### SUPPLIED TEXT
It looks like NtSetContextThread(), specifically the asm function set_full_cpu_context() is being handled incorrectly.
wine code below. note interesting use of iret with no previous interrupt call. The exception handler is called with a jmp.
/***********************************************************************
* set_full_cpu_context
*
* Set the new CPU context.
*/
extern void set_full_cpu_context( const CONTEXT *context );
__ASM_GLOBAL_FUNC( set_full_cpu_context,
"movl $0,%fs:0x1f8\n\t" /* x86_thread_data()->syscall_frame = NULL */
"movl 4(%esp),%ecx\n\t"
"movw 0x8c(%ecx),%gs\n\t" /* SegGs */
"movw 0x90(%ecx),%fs\n\t" /* SegFs */
"movw 0x94(%ecx),%es\n\t" /* SegEs */
"movl 0x9c(%ecx),%edi\n\t" /* Edi */
"movl 0xa0(%ecx),%esi\n\t" /* Esi */
"movl 0xa4(%ecx),%ebx\n\t" /* Ebx */
"movl 0xb4(%ecx),%ebp\n\t" /* Ebp */
"movw %ss,%ax\n\t"
"cmpw 0xc8(%ecx),%ax\n\t" /* SegSs */
"jne 1f\n\t"
/* As soon as we have switched stacks the context structure could
* be invalid (when signal handlers are executed for example). Copy
* values on the target stack before changing ESP. */
"movl 0xc4(%ecx),%eax\n\t" /* Esp */
"leal -4*4(%eax),%eax\n\t"
"movl 0xc0(%ecx),%edx\n\t" /* EFlags */
".byte 0x36\n\t"
"movl %edx,3*4(%eax)\n\t"
"movl 0xbc(%ecx),%edx\n\t" /* SegCs */
".byte 0x36\n\t"
"movl %edx,2*4(%eax)\n\t"
"movl 0xb8(%ecx),%edx\n\t" /* Eip */
".byte 0x36\n\t"
"movl %edx,1*4(%eax)\n\t"
"movl 0xb0(%ecx),%edx\n\t" /* Eax */
".byte 0x36\n\t"

### REQUIRED WORK
(a) In the post about Wine's set_full_cpu_context, give the passage from "wine code below." up to and including "new CPU context." again, switching "exception handler" to "signal handler".
(b) Pick up the post about Wine's set_full_cpu_context after its last line and continue it.

### SOURCE DATA
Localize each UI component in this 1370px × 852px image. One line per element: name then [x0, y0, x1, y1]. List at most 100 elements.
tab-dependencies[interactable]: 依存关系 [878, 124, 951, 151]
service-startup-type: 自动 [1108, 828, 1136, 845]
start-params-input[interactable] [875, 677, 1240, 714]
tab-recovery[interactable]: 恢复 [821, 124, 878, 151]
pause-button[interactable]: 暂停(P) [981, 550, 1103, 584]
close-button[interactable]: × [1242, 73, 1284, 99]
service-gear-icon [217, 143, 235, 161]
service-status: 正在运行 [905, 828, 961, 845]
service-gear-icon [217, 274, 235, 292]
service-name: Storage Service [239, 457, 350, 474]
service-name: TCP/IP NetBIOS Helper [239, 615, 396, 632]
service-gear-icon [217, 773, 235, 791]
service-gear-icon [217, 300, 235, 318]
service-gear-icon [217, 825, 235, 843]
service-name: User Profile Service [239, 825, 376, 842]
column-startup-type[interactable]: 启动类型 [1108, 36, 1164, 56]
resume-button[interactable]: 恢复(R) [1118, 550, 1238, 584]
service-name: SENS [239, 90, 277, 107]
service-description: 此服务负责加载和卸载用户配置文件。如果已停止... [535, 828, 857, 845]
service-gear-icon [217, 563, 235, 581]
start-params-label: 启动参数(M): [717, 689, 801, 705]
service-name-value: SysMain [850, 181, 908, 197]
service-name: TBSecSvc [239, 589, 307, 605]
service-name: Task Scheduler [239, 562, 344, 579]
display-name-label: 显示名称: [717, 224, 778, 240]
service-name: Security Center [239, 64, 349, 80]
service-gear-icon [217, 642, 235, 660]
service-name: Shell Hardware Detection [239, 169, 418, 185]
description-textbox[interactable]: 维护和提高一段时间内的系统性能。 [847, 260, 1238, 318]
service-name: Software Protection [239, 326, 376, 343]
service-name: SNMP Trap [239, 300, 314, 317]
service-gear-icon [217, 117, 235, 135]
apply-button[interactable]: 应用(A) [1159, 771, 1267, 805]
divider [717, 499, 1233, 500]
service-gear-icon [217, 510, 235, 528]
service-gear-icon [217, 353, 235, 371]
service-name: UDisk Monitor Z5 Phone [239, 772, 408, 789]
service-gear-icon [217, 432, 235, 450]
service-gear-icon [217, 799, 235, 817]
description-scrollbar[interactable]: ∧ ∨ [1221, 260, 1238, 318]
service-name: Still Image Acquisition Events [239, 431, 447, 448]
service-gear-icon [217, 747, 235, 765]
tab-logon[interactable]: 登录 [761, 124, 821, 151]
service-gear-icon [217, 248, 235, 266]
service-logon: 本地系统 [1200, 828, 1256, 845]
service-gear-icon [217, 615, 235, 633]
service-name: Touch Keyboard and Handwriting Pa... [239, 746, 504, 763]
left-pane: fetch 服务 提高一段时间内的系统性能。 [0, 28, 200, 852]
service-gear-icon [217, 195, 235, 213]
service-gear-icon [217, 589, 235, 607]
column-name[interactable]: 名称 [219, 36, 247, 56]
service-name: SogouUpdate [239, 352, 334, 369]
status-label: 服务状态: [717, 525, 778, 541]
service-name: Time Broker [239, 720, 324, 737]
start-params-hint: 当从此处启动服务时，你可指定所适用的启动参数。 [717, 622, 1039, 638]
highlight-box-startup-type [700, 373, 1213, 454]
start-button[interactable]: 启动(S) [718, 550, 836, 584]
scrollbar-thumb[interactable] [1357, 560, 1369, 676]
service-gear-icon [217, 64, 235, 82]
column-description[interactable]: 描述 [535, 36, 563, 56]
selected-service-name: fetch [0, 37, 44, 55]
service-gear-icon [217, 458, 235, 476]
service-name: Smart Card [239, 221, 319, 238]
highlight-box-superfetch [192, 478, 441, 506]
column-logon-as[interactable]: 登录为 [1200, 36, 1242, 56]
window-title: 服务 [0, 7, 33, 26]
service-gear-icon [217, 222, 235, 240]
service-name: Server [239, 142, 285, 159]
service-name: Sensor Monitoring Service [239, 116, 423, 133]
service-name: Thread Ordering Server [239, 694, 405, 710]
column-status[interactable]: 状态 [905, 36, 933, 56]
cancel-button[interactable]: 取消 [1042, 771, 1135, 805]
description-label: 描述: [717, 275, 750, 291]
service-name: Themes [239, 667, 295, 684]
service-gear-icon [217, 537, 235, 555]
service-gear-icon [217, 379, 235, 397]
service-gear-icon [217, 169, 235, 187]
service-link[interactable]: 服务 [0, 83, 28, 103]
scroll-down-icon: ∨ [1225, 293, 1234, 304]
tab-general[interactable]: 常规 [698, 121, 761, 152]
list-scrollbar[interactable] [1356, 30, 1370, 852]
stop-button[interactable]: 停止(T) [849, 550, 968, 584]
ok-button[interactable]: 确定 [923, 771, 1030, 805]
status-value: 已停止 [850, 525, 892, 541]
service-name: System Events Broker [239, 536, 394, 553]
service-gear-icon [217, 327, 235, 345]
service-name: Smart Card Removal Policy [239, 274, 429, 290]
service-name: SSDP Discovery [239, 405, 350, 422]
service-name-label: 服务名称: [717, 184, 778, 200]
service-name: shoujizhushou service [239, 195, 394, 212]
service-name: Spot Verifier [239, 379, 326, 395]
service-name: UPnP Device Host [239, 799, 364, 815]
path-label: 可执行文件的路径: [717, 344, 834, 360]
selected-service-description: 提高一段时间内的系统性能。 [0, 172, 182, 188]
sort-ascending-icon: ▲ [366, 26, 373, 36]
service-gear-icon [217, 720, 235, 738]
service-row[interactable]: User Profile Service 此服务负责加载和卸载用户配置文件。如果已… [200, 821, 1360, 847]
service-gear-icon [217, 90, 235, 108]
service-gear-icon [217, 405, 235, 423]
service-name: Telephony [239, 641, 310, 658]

### RESPONSE LIST
(a)
wine code below. note interesting use of iret with no previous interrupt call. The signal handler is called with a jmp.
/***********************************************************************
* set_full_cpu_context
*
* Set the new CPU context.

(b)
"movl %edx,0*4(%eax)\n\t"
"pushl 0x98(%ecx)\n\t" /* SegDs */
"movl 0xa8(%ecx),%edx\n\t" /* Edx */
"movl 0xac(%ecx),%ecx\n\t" /* Ecx */
"popl %ds\n\t"
"movl %eax,%esp\n\t"
"popl %eax\n\t"
"iret\n"
/* Restore the context when the stack segment changes. We can't use
* the same code as above because we do not know if the stack segment
* is 16 or 32 bit, and 'movl' will throw an exception when we try to
* access memory above the limit. */
"1:\n\t"
"movl 0xa8(%ecx),%edx\n\t" /* Edx */
"movl 0xb0(%ecx),%eax\n\t" /* Eax */
"movw 0xc8(%ecx),%ss\n\t" /* SegSs */
"movl 0xc4(%ecx),%esp\n\t" /* Esp */
"pushl 0xc0(%ecx)\n\t" /* EFlags */
"pushl 0xbc(%ecx)\n\t" /* SegCs */
"pushl 0xb8(%ecx)\n\t" /* Eip */
"pushl 0x98(%ecx)\n\t" /* SegDs */
"movl 0xac(%ecx),%ecx\n\t" /* Ecx */
"popl %ds\n\t"
"iret" )
Be aware that most of the regression test failures are caused by lack of ptrace() support.
The wine traces above show one of these cases. I will provide traces of an actual relevant failure.
However the failure to restart the correct thread is in some way related to the use of iret in set_full_ cpu_context( ).